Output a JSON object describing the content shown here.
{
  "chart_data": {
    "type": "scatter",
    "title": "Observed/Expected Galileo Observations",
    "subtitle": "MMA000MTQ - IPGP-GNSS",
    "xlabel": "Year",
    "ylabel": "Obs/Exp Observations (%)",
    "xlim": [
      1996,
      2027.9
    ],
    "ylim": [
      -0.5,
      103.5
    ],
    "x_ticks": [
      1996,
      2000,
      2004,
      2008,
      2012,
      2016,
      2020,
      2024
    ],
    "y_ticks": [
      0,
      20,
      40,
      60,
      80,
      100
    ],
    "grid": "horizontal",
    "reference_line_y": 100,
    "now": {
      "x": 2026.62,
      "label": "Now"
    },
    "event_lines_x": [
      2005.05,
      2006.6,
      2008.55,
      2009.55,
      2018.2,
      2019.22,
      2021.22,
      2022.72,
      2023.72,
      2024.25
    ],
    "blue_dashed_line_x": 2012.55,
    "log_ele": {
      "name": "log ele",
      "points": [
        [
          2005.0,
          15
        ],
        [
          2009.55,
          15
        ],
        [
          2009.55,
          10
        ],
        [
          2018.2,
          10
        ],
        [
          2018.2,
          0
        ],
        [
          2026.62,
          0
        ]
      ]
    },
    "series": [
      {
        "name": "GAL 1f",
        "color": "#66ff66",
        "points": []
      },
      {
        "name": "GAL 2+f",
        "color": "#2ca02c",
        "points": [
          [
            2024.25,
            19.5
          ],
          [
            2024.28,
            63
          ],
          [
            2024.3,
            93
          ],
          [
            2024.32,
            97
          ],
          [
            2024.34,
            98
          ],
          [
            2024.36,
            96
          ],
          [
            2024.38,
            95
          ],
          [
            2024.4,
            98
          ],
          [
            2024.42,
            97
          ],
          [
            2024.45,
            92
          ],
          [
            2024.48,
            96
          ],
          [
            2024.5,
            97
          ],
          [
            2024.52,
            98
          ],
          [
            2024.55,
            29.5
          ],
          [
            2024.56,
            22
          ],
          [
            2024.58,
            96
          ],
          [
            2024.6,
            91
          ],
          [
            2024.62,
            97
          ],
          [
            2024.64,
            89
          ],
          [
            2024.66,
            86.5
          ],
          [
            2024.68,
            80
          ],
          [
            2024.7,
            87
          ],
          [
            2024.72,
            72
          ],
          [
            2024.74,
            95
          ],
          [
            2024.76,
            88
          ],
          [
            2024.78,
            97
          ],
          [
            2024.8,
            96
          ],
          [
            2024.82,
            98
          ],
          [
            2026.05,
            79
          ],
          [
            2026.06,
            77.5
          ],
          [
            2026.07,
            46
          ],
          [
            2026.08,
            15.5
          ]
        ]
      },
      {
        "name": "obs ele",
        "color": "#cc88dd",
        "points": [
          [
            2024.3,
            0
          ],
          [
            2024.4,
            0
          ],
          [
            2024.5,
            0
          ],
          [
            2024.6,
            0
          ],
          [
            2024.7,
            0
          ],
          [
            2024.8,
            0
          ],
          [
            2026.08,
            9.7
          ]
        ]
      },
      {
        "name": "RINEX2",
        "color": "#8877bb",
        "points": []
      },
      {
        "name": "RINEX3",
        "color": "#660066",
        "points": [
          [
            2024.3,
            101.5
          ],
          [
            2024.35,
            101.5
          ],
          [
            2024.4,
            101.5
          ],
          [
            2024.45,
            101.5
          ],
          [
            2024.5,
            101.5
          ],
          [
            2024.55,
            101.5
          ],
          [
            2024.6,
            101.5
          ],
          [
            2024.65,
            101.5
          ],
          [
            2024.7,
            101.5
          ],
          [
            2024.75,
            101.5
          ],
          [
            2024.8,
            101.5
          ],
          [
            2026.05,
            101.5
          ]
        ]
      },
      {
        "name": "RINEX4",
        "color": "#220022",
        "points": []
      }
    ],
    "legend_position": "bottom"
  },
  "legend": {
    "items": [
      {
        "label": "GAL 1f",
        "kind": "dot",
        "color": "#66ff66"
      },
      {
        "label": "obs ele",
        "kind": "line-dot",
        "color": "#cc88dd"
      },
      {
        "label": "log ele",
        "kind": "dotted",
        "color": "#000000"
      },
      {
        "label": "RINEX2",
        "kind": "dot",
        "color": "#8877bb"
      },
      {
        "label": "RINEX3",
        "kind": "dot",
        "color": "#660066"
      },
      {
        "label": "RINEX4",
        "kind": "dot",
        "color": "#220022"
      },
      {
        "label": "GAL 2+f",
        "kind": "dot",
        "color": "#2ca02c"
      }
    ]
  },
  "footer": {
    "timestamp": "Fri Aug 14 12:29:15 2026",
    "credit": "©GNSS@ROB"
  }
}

▶ _Exercise requirements_
Copy the data above in full, character for character.

▶ _Result below_
Output a JSON object describing the content shown here.
{
  "chart_data": {
    "type": "scatter",
    "title": "Observed/Expected Galileo Observations",
    "subtitle": "MMA000MTQ - IPGP-GNSS",
    "xlabel": "Year",
    "ylabel": "Obs/Exp Observations (%)",
    "xlim": [
      1996,
      2027.9
    ],
    "ylim": [
      -0.5,
      103.5
    ],
    "x_ticks": [
      1996,
      2000,
      2004,
      2008,
      2012,
      2016,
      2020,
      2024
    ],
    "y_ticks": [
      0,
      20,
      40,
      60,
      80,
      100
    ],
    "grid": "horizontal",
    "reference_line_y": 100,
    "now": {
      "x": 2026.62,
      "label": "Now"
    },
    "event_lines_x": [
      2005.05,
      2006.6,
      2008.55,
      2009.55,
      2018.2,
      2019.22,
      2021.22,
      2022.72,
      2023.72,
      2024.25
    ],
    "blue_dashed_line_x": 2012.55,
    "log_ele": {
      "name": "log ele",
      "points": [
        [
          2005.0,
          15
        ],
        [
          2009.55,
          15
        ],
        [
          2009.55,
          10
        ],
        [
          2018.2,
          10
        ],
        [
          2018.2,
          0
        ],
        [
          2026.62,
          0
        ]
      ]
    },
    "series": [
      {
        "name": "GAL 1f",
        "color": "#66ff66",
        "points": []
      },
      {
        "name": "GAL 2+f",
        "color": "#2ca02c",
        "points": [
          [
            2024.25,
            19.5
          ],
          [
            2024.28,
            63
          ],
          [
            2024.3,
            93
          ],
          [
            2024.32,
            97
          ],
          [
            2024.34,
            98
          ],
          [
            2024.36,
            96
          ],
          [
            2024.38,
            95
          ],
          [
            2024.4,
            98
          ],
          [
            2024.42,
            97
          ],
          [
            2024.45,
            92
          ],
          [
            2024.48,
            96
          ],
          [
            2024.5,
            97
          ],
          [
            2024.52,
            98
          ],
          [
            2024.55,
            29.5
          ],
          [
            2024.56,
            22
          ],
          [
            2024.58,
            96
          ],
          [
            2024.6,
            91
          ],
          [
            2024.62,
            97
          ],
          [
            2024.64,
            89
          ],
          [
            2024.66,
            86.5
          ],
          [
            2024.68,
            80
          ],
          [
            2024.7,
            87
          ],
          [
            2024.72,
            72
          ],
          [
            2024.74,
            95
          ],
          [
            2024.76,
            88
          ],
          [
            2024.78,
            97
          ],
          [
            2024.8,
            96
          ],
          [
            2024.82,
            98
          ],
          [
            2026.05,
            79
          ],
          [
            2026.06,
            77.5
          ],
          [
            2026.07,
            46
          ],
          [
            2026.08,
            15.5
          ]
        ]
      },
      {
        "name": "obs ele",
        "color": "#cc88dd",
        "points": [
          [
            2024.3,
            0
          ],
          [
            2024.4,
            0
          ],
          [
            2024.5,
            0
          ],
          [
            2024.6,
            0
          ],
          [
            2024.7,
            0
          ],
          [
            2024.8,
            0
          ],
          [
            2026.08,
            9.7
          ]
        ]
      },
      {
        "name": "RINEX2",
        "color": "#8877bb",
        "points": []
      },
      {
        "name": "RINEX3",
        "color": "#660066",
        "points": [
          [
            2024.3,
            101.5
          ],
          [
            2024.35,
            101.5
          ],
          [
            2024.4,
            101.5
          ],
          [
            2024.45,
            101.5
          ],
          [
            2024.5,
            101.5
          ],
          [
            2024.55,
            101.5
          ],
          [
            2024.6,
            101.5
          ],
          [
            2024.65,
            101.5
          ],
          [
            2024.7,
            101.5
          ],
          [
            2024.75,
            101.5
          ],
          [
            2024.8,
            101.5
          ],
          [
            2026.05,
            101.5
          ]
        ]
      },
      {
        "name": "RINEX4",
        "color": "#220022",
        "points": []
      }
    ],
    "legend_position": "bottom"
  },
  "legend": {
    "items": [
      {
        "label": "GAL 1f",
        "kind": "dot",
        "color": "#66ff66"
      },
      {
        "label": "obs ele",
        "kind": "line-dot",
        "color": "#cc88dd"
      },
      {
        "label": "log ele",
        "kind": "dotted",
        "color": "#000000"
      },
      {
        "label": "RINEX2",
        "kind": "dot",
        "color": "#8877bb"
      },
      {
        "label": "RINEX3",
        "kind": "dot",
        "color": "#660066"
      },
      {
        "label": "RINEX4",
        "kind": "dot",
        "color": "#220022"
      },
      {
        "label": "GAL 2+f",
        "kind": "dot",
        "color": "#2ca02c"
      }
    ]
  },
  "footer": {
    "timestamp": "Fri Aug 14 12:29:15 2026",
    "credit": "©GNSS@ROB"
  }
}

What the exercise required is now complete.